[WORK REQUIRED]
Narrow the data below down to the lines containing "ffffff".

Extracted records

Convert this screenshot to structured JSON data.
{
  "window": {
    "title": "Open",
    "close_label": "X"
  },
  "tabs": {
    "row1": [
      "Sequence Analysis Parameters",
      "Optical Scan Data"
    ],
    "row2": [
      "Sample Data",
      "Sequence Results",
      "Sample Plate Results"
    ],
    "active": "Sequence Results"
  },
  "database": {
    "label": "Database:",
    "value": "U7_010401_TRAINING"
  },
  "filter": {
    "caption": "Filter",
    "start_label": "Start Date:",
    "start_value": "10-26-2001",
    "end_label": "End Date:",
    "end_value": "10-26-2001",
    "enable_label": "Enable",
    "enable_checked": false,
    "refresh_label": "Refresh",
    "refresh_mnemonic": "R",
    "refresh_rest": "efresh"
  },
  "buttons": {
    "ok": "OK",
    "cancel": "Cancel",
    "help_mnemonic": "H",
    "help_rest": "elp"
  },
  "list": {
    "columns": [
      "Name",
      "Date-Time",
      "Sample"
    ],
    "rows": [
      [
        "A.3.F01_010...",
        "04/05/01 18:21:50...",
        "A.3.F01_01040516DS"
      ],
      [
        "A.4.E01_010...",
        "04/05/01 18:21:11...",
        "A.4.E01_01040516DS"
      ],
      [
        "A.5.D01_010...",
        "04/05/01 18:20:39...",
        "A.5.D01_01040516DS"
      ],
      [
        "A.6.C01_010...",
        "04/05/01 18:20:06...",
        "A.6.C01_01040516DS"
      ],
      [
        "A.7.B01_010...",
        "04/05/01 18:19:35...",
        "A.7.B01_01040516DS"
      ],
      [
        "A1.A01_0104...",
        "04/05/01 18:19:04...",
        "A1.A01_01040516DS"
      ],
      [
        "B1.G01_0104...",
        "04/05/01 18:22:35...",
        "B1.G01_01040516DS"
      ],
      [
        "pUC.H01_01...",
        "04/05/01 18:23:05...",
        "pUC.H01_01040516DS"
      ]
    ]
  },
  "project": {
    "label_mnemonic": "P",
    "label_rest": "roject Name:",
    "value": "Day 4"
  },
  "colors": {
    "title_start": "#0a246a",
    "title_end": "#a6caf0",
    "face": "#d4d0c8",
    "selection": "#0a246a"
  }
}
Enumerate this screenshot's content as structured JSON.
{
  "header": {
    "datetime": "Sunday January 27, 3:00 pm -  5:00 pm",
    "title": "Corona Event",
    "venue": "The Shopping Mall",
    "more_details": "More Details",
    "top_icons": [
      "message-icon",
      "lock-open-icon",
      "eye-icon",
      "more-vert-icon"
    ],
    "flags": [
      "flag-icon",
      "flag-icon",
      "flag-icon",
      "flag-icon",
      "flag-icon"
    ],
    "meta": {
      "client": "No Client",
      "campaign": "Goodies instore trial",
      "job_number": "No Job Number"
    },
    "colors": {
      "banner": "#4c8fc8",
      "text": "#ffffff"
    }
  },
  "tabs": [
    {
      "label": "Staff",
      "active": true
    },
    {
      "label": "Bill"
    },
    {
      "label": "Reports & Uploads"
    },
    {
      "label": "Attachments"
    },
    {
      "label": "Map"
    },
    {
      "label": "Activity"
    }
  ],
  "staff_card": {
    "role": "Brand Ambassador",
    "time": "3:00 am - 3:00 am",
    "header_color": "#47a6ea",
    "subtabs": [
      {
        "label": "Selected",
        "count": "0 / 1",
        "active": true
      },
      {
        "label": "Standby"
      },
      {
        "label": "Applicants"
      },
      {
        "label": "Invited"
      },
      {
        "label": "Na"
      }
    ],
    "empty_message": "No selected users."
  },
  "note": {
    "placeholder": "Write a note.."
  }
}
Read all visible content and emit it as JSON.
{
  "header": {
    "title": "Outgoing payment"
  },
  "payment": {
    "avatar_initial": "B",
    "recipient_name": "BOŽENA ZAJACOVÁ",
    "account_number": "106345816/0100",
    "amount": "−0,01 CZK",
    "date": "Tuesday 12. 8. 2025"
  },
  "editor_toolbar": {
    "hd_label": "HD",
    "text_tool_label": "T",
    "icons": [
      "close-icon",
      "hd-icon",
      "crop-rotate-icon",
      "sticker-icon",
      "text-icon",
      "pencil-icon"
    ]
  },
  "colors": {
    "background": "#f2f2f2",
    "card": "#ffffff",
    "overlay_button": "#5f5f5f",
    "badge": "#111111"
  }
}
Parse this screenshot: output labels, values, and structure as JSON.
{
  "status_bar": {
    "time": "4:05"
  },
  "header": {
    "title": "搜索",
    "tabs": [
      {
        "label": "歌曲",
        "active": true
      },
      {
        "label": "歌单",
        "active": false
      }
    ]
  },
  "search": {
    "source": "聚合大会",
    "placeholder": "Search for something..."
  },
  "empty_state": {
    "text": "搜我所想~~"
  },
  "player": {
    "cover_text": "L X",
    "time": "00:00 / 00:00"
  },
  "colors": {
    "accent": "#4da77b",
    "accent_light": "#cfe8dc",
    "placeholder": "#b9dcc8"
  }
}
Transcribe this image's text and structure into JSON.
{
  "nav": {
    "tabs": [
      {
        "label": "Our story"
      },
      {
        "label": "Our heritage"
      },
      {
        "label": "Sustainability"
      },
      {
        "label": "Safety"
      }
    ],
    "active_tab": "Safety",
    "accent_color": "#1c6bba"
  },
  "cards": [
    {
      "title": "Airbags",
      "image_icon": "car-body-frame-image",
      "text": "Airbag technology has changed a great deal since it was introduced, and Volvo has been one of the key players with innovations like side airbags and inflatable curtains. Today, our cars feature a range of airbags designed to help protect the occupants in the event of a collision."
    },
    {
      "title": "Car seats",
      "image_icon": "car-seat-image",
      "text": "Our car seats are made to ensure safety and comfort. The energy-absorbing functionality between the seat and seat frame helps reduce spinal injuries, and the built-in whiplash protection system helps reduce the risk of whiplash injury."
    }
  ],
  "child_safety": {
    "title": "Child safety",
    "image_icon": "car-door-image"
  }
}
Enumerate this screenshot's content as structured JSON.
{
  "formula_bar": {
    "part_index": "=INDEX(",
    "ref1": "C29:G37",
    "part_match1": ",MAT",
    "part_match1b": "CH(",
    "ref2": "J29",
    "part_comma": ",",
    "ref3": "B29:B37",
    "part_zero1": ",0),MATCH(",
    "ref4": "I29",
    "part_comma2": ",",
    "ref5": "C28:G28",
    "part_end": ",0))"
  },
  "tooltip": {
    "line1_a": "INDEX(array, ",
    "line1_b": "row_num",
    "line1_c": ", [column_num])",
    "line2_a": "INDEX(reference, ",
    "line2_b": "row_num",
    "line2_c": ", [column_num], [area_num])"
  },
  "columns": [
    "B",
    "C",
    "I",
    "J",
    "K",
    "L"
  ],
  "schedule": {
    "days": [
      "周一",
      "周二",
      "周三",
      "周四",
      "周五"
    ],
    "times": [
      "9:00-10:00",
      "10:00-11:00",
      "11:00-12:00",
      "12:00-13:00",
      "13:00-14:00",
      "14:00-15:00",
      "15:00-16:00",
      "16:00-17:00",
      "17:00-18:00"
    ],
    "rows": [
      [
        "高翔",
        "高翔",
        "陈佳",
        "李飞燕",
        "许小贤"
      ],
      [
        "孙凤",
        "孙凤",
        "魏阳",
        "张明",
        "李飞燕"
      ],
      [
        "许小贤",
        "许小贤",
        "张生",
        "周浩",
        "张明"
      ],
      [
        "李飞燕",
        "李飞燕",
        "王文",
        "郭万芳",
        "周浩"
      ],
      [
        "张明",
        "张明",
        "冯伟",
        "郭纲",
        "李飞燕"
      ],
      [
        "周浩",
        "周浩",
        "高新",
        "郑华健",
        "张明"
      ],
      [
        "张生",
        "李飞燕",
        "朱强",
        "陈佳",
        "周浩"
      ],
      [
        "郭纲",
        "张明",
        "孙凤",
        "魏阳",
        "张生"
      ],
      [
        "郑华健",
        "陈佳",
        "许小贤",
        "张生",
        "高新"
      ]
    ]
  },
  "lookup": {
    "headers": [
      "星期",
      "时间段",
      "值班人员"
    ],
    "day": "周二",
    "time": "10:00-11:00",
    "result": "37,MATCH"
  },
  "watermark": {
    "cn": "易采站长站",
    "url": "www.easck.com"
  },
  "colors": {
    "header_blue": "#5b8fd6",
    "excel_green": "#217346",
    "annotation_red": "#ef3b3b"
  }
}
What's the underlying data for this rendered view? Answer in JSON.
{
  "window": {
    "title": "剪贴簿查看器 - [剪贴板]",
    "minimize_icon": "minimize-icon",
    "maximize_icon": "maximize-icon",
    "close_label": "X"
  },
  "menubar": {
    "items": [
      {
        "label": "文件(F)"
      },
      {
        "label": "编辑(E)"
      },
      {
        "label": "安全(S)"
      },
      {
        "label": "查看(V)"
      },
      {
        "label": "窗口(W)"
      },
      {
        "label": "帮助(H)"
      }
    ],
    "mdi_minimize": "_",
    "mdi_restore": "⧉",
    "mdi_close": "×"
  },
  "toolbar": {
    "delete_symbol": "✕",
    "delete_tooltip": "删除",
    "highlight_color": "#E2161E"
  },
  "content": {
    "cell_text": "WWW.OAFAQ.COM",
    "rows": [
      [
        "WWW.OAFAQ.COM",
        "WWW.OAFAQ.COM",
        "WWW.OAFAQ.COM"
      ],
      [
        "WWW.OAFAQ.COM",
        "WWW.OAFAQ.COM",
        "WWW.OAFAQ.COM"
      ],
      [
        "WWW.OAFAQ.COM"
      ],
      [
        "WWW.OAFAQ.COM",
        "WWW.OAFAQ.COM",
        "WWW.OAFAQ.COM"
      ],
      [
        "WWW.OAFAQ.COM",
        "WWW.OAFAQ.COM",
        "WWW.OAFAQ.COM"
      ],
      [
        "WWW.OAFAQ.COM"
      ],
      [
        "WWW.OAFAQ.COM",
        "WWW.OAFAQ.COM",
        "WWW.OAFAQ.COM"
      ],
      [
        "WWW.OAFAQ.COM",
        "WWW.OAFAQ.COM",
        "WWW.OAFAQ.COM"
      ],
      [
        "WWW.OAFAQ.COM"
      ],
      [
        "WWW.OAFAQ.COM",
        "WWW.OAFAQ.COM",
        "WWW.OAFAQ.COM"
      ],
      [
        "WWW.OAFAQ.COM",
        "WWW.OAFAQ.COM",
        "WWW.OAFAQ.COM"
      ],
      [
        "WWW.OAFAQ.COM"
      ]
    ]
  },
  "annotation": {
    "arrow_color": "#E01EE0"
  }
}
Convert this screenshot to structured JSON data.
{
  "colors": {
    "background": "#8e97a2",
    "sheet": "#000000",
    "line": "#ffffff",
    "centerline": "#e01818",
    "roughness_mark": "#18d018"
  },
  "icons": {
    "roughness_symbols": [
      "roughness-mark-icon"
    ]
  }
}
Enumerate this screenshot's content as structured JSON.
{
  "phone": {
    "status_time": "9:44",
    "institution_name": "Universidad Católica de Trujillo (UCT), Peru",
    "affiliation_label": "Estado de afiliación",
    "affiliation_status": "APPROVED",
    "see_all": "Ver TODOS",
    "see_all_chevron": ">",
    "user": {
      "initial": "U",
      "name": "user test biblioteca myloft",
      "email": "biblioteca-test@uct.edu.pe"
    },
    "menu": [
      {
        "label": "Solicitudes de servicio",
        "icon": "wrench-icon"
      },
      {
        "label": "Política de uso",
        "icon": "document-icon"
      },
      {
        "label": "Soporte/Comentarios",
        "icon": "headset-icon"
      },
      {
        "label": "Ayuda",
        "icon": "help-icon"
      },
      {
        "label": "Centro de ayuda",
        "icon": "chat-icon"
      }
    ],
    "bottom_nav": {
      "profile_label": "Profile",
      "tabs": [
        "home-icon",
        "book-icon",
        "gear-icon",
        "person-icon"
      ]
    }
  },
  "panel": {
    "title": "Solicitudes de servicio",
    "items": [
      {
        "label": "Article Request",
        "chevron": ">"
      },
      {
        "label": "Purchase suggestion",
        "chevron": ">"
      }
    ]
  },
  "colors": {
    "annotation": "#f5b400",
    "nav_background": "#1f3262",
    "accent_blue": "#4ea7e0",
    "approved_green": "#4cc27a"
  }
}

[RESULT BELOW]
      "text": "#ffffff"
    "card": "#ffffff",
    "line": "#ffffff",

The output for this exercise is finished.